■ Work to complete
Gather all lines from the material that contain the word "marker".

■ Records for the task
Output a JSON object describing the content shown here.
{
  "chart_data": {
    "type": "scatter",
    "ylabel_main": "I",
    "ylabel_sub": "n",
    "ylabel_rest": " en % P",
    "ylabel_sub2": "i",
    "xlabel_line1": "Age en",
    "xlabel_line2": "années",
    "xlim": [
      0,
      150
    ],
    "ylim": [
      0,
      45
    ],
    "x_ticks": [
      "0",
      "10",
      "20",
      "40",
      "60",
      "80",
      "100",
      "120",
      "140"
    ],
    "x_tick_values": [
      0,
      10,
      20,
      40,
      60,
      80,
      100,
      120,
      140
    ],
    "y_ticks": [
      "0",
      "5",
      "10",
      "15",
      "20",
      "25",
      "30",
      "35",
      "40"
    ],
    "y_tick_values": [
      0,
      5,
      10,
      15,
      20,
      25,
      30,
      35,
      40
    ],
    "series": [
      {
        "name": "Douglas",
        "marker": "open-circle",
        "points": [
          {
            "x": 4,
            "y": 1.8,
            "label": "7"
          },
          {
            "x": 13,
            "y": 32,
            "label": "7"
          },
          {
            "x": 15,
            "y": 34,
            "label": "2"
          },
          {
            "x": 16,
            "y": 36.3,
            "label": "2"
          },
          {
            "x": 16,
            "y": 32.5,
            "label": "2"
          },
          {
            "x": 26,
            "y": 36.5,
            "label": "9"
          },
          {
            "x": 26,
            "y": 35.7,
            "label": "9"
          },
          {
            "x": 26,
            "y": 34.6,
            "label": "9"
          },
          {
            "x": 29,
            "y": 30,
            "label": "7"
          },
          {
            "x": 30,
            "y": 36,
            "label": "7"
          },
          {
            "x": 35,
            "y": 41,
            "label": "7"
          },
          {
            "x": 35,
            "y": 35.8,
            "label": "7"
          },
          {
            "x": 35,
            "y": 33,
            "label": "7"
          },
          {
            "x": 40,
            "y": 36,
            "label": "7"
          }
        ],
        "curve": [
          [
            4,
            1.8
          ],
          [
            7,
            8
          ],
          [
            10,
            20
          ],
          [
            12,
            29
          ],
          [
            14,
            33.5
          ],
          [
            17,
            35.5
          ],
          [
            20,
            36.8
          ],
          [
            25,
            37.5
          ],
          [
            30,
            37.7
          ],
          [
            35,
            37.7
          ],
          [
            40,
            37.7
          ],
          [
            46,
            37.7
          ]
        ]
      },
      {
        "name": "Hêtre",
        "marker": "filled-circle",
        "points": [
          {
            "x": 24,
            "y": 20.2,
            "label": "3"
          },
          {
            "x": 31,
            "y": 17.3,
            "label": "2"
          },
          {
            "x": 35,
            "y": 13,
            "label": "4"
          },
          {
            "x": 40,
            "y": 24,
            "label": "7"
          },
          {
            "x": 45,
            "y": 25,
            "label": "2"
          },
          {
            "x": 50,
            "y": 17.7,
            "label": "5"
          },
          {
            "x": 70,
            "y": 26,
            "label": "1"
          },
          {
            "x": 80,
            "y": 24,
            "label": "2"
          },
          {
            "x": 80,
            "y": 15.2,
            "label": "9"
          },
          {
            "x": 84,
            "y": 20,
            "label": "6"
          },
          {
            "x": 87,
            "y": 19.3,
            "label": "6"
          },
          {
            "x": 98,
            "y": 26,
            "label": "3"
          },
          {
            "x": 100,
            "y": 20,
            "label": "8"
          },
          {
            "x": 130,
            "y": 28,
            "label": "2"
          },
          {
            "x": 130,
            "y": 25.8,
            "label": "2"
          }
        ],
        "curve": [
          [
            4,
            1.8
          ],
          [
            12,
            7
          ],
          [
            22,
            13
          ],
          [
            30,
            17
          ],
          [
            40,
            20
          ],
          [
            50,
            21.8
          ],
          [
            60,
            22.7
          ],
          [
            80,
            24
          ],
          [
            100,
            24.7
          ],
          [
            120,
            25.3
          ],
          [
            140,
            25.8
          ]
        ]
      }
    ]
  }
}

■ The solution
        "marker": "open-circle",
        "marker": "filled-circle",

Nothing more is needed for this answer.